PROBLEM TO WORK ON
Extract all lines containing "values".

(Dataset entries on figures)

** start **

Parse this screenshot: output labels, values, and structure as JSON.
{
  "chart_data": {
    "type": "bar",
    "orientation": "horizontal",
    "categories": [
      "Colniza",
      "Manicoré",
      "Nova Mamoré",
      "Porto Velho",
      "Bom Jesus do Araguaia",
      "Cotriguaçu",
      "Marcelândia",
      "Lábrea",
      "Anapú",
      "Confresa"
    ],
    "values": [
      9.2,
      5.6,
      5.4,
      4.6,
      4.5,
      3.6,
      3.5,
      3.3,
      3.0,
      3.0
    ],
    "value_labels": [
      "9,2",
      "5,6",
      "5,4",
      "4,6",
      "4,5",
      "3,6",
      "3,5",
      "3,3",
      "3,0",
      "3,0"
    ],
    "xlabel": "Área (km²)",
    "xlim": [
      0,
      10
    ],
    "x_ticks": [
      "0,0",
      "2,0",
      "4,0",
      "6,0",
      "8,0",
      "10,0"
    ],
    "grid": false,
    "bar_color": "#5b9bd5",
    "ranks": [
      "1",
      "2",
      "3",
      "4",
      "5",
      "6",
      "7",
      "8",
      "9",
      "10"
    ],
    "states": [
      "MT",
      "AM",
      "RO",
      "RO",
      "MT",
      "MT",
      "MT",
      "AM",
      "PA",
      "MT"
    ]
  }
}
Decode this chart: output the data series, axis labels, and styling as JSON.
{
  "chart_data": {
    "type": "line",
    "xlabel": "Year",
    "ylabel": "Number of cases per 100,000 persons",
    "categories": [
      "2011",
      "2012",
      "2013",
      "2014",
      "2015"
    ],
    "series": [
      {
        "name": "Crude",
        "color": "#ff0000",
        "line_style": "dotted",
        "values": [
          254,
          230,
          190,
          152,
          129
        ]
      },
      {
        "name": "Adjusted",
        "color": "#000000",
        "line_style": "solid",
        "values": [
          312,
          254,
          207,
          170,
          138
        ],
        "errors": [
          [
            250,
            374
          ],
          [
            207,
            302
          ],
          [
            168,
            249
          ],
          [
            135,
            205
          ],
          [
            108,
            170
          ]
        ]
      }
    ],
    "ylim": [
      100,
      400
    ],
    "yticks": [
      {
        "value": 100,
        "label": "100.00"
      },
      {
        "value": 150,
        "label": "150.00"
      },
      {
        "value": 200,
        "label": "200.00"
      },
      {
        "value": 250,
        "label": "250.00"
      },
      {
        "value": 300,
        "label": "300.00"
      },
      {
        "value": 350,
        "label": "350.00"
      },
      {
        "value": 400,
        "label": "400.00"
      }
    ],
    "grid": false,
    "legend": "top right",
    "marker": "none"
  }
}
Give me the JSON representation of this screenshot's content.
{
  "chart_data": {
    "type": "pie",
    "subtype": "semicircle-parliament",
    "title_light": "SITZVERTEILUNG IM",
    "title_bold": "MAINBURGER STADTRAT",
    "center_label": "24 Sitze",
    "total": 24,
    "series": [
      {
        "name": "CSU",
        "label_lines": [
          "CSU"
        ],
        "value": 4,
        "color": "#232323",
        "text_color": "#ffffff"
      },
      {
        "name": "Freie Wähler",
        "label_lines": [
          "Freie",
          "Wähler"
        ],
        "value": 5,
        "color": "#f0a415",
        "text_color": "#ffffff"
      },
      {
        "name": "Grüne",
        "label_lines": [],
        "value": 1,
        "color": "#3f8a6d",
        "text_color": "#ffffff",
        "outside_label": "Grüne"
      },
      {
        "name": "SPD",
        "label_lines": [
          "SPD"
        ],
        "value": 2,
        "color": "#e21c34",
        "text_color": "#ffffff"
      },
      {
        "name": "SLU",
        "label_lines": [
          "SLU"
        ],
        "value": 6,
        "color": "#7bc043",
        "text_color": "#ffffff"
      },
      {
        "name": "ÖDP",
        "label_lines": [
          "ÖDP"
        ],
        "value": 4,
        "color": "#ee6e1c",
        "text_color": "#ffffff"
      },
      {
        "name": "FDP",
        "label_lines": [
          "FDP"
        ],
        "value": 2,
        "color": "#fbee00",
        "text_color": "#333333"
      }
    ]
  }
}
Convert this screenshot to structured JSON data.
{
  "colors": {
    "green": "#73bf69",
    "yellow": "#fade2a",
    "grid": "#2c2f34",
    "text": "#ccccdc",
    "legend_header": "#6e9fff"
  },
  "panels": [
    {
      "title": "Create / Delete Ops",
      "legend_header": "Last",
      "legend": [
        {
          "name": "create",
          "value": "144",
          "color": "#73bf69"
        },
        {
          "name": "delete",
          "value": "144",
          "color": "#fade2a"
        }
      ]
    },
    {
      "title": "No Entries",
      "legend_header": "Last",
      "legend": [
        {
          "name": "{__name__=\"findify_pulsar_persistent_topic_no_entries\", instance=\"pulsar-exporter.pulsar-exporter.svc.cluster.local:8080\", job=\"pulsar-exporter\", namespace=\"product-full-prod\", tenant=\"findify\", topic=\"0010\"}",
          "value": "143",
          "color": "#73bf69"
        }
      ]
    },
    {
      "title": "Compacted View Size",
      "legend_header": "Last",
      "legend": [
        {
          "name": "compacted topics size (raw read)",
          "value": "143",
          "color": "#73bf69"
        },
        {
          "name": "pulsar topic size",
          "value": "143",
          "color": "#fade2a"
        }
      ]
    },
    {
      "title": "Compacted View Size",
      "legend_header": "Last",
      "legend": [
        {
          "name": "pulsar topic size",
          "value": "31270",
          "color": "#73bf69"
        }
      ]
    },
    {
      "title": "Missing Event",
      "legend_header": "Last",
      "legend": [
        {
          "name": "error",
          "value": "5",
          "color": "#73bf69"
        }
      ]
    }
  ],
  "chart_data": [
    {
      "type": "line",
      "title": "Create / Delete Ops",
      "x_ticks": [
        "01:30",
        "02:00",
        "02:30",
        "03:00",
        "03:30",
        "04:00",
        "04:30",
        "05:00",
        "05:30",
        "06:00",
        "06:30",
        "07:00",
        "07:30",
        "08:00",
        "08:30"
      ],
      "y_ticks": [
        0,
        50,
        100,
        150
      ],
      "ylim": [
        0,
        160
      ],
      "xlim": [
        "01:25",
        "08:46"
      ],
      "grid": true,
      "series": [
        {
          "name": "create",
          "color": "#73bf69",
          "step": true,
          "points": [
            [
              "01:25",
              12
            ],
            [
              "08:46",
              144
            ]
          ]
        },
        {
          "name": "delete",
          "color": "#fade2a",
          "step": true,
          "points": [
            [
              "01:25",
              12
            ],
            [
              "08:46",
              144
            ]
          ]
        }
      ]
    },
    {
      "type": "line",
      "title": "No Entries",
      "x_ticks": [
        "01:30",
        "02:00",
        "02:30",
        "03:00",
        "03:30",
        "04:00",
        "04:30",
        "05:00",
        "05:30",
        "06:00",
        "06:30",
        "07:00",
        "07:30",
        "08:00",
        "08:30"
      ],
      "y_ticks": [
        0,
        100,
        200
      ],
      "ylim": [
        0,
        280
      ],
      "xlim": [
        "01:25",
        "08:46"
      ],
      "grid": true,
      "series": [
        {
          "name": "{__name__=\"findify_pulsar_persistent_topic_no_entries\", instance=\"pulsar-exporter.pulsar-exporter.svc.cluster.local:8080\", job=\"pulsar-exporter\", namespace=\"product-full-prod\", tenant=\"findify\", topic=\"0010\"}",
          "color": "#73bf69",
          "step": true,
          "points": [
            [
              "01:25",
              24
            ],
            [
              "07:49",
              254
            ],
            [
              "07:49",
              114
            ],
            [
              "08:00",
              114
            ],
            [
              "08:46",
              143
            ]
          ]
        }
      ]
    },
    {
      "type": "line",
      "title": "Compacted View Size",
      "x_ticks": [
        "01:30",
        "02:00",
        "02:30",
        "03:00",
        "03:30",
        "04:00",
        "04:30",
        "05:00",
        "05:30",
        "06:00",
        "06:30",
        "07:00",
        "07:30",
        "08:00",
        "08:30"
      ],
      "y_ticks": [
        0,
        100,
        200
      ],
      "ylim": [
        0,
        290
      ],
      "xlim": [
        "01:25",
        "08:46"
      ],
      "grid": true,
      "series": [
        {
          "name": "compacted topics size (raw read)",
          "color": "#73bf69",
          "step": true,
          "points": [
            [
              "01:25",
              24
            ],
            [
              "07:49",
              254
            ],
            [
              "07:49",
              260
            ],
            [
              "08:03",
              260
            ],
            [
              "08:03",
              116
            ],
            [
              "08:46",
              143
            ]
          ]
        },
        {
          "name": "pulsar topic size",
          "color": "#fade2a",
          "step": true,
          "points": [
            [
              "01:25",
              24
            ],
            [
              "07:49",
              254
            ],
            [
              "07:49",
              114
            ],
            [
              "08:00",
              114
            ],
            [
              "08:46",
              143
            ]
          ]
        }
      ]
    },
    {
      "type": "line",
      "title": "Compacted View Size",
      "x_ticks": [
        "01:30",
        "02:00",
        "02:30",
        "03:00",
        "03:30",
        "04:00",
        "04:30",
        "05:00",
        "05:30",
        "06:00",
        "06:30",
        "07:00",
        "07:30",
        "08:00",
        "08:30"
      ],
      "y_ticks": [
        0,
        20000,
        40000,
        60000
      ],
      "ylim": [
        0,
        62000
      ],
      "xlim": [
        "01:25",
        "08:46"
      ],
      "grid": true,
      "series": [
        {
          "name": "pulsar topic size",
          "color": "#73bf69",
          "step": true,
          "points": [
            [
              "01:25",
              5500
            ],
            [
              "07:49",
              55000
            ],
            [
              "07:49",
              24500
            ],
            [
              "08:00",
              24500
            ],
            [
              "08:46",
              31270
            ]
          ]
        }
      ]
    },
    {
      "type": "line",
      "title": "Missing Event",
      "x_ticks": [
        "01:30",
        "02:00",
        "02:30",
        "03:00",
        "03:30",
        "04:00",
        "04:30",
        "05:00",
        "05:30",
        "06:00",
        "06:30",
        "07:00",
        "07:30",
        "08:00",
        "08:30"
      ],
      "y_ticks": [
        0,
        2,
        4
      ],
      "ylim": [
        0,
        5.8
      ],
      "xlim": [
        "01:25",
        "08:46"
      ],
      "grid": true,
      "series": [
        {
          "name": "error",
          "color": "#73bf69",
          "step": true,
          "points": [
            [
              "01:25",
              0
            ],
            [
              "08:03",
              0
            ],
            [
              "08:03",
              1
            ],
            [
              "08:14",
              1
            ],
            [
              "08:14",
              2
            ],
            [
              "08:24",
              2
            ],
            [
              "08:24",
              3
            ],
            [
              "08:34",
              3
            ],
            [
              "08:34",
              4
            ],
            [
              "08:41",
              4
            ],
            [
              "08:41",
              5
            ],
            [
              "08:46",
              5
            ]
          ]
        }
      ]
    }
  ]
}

** end **

RIGHT ANSWER
Parse this screenshot: output labels, values, and structure as JSON.
    "values": [
        "values": [
        "values": [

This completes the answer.